Quote all of the entries word for word.

═══ SOURCE RECORDS ═══

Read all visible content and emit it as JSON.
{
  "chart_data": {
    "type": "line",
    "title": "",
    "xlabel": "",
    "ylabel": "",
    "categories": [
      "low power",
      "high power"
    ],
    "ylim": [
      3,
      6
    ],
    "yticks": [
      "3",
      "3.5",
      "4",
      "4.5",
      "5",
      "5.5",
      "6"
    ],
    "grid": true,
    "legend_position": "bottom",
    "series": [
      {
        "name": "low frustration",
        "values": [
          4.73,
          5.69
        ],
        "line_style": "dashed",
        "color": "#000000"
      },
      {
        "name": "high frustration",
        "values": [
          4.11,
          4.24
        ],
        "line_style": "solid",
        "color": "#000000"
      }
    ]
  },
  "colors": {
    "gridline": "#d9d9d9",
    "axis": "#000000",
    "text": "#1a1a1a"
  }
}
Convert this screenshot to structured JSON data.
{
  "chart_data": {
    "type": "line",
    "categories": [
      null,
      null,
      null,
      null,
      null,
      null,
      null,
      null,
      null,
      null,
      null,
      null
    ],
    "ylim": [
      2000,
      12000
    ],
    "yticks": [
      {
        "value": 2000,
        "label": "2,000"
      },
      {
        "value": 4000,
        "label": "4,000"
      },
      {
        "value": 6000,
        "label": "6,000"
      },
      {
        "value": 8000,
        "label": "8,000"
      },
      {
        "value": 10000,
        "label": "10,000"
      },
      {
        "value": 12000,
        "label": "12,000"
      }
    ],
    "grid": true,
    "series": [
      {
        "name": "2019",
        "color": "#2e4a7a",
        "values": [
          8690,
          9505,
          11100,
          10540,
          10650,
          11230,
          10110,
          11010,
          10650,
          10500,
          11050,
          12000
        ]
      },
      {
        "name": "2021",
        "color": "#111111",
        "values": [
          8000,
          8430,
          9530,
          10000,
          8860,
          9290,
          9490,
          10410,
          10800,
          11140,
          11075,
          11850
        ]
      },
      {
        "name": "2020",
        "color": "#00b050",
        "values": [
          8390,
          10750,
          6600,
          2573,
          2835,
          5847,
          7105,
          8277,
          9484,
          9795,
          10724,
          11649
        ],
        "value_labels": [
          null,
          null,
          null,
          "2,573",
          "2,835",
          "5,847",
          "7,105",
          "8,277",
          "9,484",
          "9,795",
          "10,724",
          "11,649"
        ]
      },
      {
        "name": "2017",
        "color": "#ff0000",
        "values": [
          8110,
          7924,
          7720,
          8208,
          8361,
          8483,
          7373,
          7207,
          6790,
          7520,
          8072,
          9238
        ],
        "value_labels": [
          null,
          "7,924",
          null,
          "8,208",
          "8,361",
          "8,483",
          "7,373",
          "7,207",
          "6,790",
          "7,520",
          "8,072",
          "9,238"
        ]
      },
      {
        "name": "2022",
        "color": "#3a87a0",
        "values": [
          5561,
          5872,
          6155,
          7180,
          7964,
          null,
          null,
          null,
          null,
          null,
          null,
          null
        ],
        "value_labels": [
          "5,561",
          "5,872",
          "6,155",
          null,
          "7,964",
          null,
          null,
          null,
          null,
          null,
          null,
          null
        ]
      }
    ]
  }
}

═══

> OUTPUT
Read all visible content and emit it as JSON.
{
  "chart_data": {
    "type": "line",
    "title": "",
    "xlabel": "",
    "ylabel": "",
    "categories": [
      "low power",
      "high power"
    ],
    "ylim": [
      3,
      6
    ],
    "yticks": [
      "3",
      "3.5",
      "4",
      "4.5",
      "5",
      "5.5",
      "6"
    ],
    "grid": true,
    "legend_position": "bottom",
    "series": [
      {
        "name": "low frustration",
        "values": [
          4.73,
          5.69
        ],
        "line_style": "dashed",
        "color": "#000000"
      },
      {
        "name": "high frustration",
        "values": [
          4.11,
          4.24
        ],
        "line_style": "solid",
        "color": "#000000"
      }
    ]
  },
  "colors": {
    "gridline": "#d9d9d9",
    "axis": "#000000",
    "text": "#1a1a1a"
  }
}
Convert this screenshot to structured JSON data.
{
  "chart_data": {
    "type": "line",
    "categories": [
      null,
      null,
      null,
      null,
      null,
      null,
      null,
      null,
      null,
      null,
      null,
      null
    ],
    "ylim": [
      2000,
      12000
    ],
    "yticks": [
      {
        "value": 2000,
        "label": "2,000"
      },
      {
        "value": 4000,
        "label": "4,000"
      },
      {
        "value": 6000,
        "label": "6,000"
      },
      {
        "value": 8000,
        "label": "8,000"
      },
      {
        "value": 10000,
        "label": "10,000"
      },
      {
        "value": 12000,
        "label": "12,000"
      }
    ],
    "grid": true,
    "series": [
      {
        "name": "2019",
        "color": "#2e4a7a",
        "values": [
          8690,
          9505,
          11100,
          10540,
          10650,
          11230,
          10110,
          11010,
          10650,
          10500,
          11050,
          12000
        ]
      },
      {
        "name": "2021",
        "color": "#111111",
        "values": [
          8000,
          8430,
          9530,
          10000,
          8860,
          9290,
          9490,
          10410,
          10800,
          11140,
          11075,
          11850
        ]
      },
      {
        "name": "2020",
        "color": "#00b050",
        "values": [
          8390,
          10750,
          6600,
          2573,
          2835,
          5847,
          7105,
          8277,
          9484,
          9795,
          10724,
          11649
        ],
        "value_labels": [
          null,
          null,
          null,
          "2,573",
          "2,835",
          "5,847",
          "7,105",
          "8,277",
          "9,484",
          "9,795",
          "10,724",
          "11,649"
        ]
      },
      {
        "name": "2017",
        "color": "#ff0000",
        "values": [
          8110,
          7924,
          7720,
          8208,
          8361,
          8483,
          7373,
          7207,
          6790,
          7520,
          8072,
          9238
        ],
        "value_labels": [
          null,
          "7,924",
          null,
          "8,208",
          "8,361",
          "8,483",
          "7,373",
          "7,207",
          "6,790",
          "7,520",
          "8,072",
          "9,238"
        ]
      },
      {
        "name": "2022",
        "color": "#3a87a0",
        "values": [
          5561,
          5872,
          6155,
          7180,
          7964,
          null,
          null,
          null,
          null,
          null,
          null,
          null
        ],
        "value_labels": [
          "5,561",
          "5,872",
          "6,155",
          null,
          "7,964",
          null,
          null,
          null,
          null,
          null,
          null,
          null
        ]
      }
    ]
  }
}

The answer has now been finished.